Filter for the word "prepared" and keep each matching line.

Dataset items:
#####
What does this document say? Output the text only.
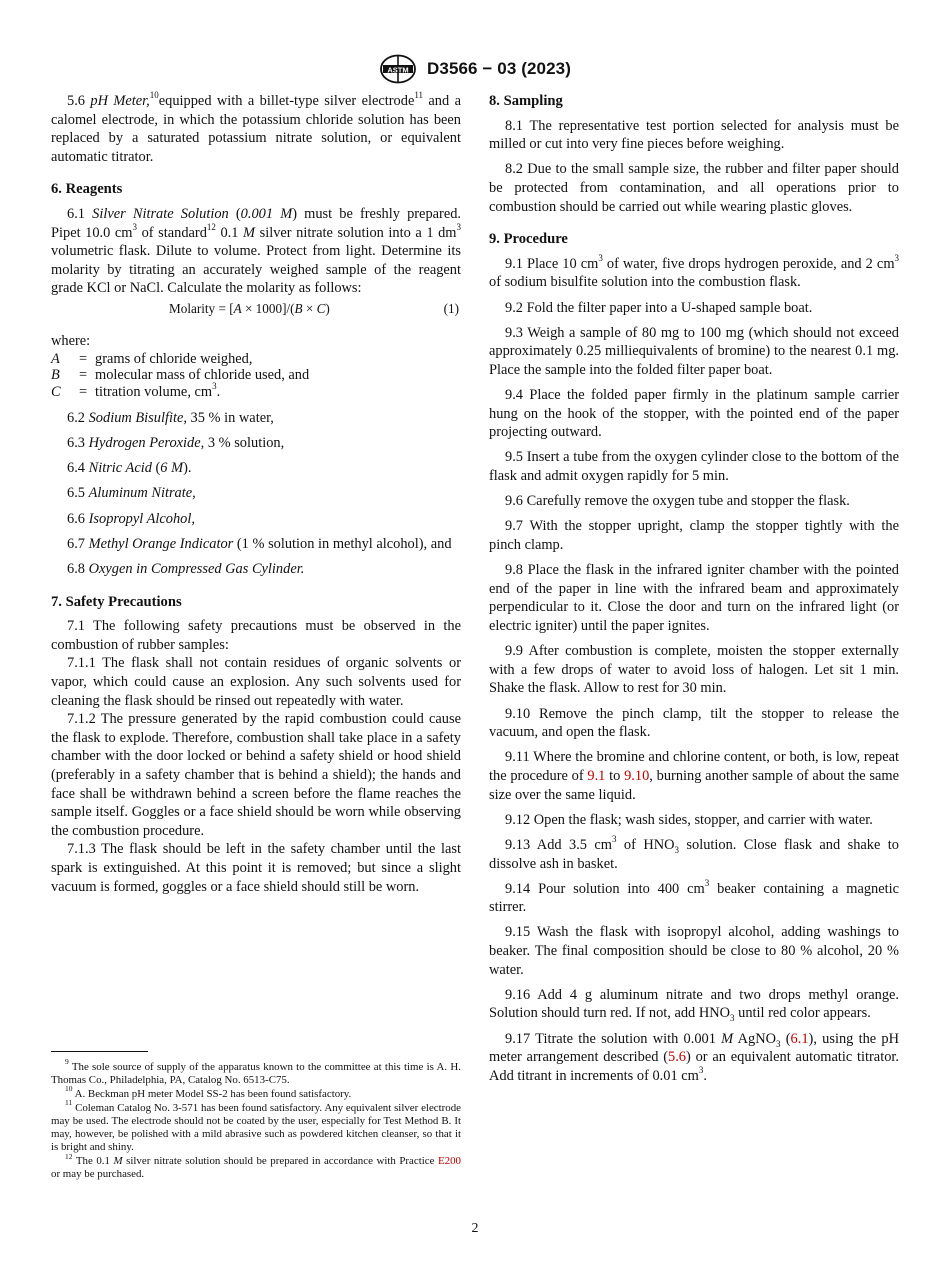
ASTM D3566 − 03 (2023)

5.6 pH Meter,$^{10}$equipped with a billet-type silver electrode$^{11}$ and a calomel electrode, in which the potassium chloride solution has been replaced by a saturated potassium nitrate solution, or equivalent automatic titrator.

6. Reagents

6.1 Silver Nitrate Solution (0.001 M) must be freshly prepared. Pipet 10.0 $cm^3$ of standard$^{12}$ 0.1 M silver nitrate solution into a 1 $dm^3$ volumetric flask. Dilute to volume. Protect from light. Determine its molarity by titrating an accurately weighed sample of the reagent grade KCl or NaCl. Calculate the molarity as follows:

Molarity = [A × 1000]/(B × C)	(1)
where:
A	= grams of chloride weighed,
B	= molecular mass of chloride used, and
C	= titration volume, $cm^3$.

6.2 Sodium Bisulfite, 35 % in water,

6.3 Hydrogen Peroxide, 3 % solution,

6.4 Nitric Acid (6 M).

6.5 Aluminum Nitrate,

6.6 Isopropyl Alcohol,

6.7 Methyl Orange Indicator (1 % solution in methyl alcohol), and

6.8 Oxygen in Compressed Gas Cylinder.

7. Safety Precautions

7.1 The following safety precautions must be observed in the combustion of rubber samples:

7.1.1 The flask shall not contain residues of organic solvents or vapor, which could cause an explosion. Any such solvents used for cleaning the flask should be rinsed out repeatedly with water.

7.1.2 The pressure generated by the rapid combustion could cause the flask to explode. Therefore, combustion shall take place in a safety chamber with the door locked or behind a safety shield or hood shield (preferably in a safety chamber that is behind a shield); the hands and face shall be withdrawn behind a screen before the flame reaches the sample itself. Goggles or a face shield should be worn while observing the combustion procedure.

7.1.3 The flask should be left in the safety chamber until the last spark is extinguished. At this point it is removed; but since a slight vacuum is formed, goggles or a face shield should still be worn.

$^9$ The sole source of supply of the apparatus known to the committee at this time is A. H. Thomas Co., Philadelphia, PA, Catalog No. 6513-C75.

$^{10}$ A. Beckman pH meter Model SS-2 has been found satisfactory.

$^{11}$ Coleman Catalog No. 3-571 has been found satisfactory. Any equivalent silver electrode may be used. The electrode should not be coated by the user, especially for Test Method B. It may, however, be polished with a mild abrasive such as powdered kitchen cleanser, so that it is bright and shiny.

$^{12}$ The 0.1 M silver nitrate solution should be prepared in accordance with Practice E200 or may be purchased.

8. Sampling

8.1 The representative test portion selected for analysis must be milled or cut into very fine pieces before weighing.

8.2 Due to the small sample size, the rubber and filter paper should be protected from contamination, and all operations prior to combustion should be carried out while wearing plastic gloves.

9. Procedure

9.1 Place 10 $cm^3$ of water, five drops hydrogen peroxide, and 2 $cm^3$ of sodium bisulfite solution into the combustion flask.

9.2 Fold the filter paper into a U-shaped sample boat.

9.3 Weigh a sample of 80 mg to 100 mg (which should not exceed approximately 0.25 milliequivalents of bromine) to the nearest 0.1 mg. Place the sample into the folded filter paper boat.

9.4 Place the folded paper firmly in the platinum sample carrier hung on the hook of the stopper, with the pointed end of the paper projecting outward.

9.5 Insert a tube from the oxygen cylinder close to the bottom of the flask and admit oxygen rapidly for 5 min.

9.6 Carefully remove the oxygen tube and stopper the flask.

9.7 With the stopper upright, clamp the stopper tightly with the pinch clamp.

9.8 Place the flask in the infrared igniter chamber with the pointed end of the paper in line with the infrared beam and approximately perpendicular to it. Close the door and turn on the infrared light (or electric igniter) until the paper ignites.

9.9 After combustion is complete, moisten the stopper externally with a few drops of water to avoid loss of halogen. Let sit 1 min. Shake the flask. Allow to rest for 30 min.

9.10 Remove the pinch clamp, tilt the stopper to release the vacuum, and open the flask.

9.11 Where the bromine and chlorine content, or both, is low, repeat the procedure of 9.1 to 9.10, burning another sample of about the same size over the same liquid.

9.12 Open the flask; wash sides, stopper, and carrier with water.

9.13 Add 3.5 $cm^3$ of $HNO_3$ solution. Close flask and shake to dissolve ash in basket.

9.14 Pour solution into 400 $cm^3$ beaker containing a magnetic stirrer.

9.15 Wash the flask with isopropyl alcohol, adding washings to beaker. The final composition should be close to 80 % alcohol, 20 % water.

9.16 Add 4 g aluminum nitrate and two drops methyl orange. Solution should turn red. If not, add $HNO_3$ until red color appears.

9.17 Titrate the solution with 0.001 M AgNO$_3$ (6.1), using the pH meter arrangement described (5.6) or an equivalent automatic titrator. Add titrant in increments of 0.01 $cm^3$.

2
#####
- **SOLUTION FOR THIS TASK**:
6.1 Silver Nitrate Solution (0.001 M) must be freshly prepared. Pipet 10.0 $cm^3$ of standard$^{12}$ 0.1 M silver nitrate solution into a 1 $dm^3$ volumetric flask. Dilute to volume. Protect from light. Determine its molarity by titrating an accurately weighed sample of the reagent grade KCl or NaCl. Calculate the molarity as follows:
$^{12}$ The 0.1 M silver nitrate solution should be prepared in accordance with Practice E200 or may be purchased.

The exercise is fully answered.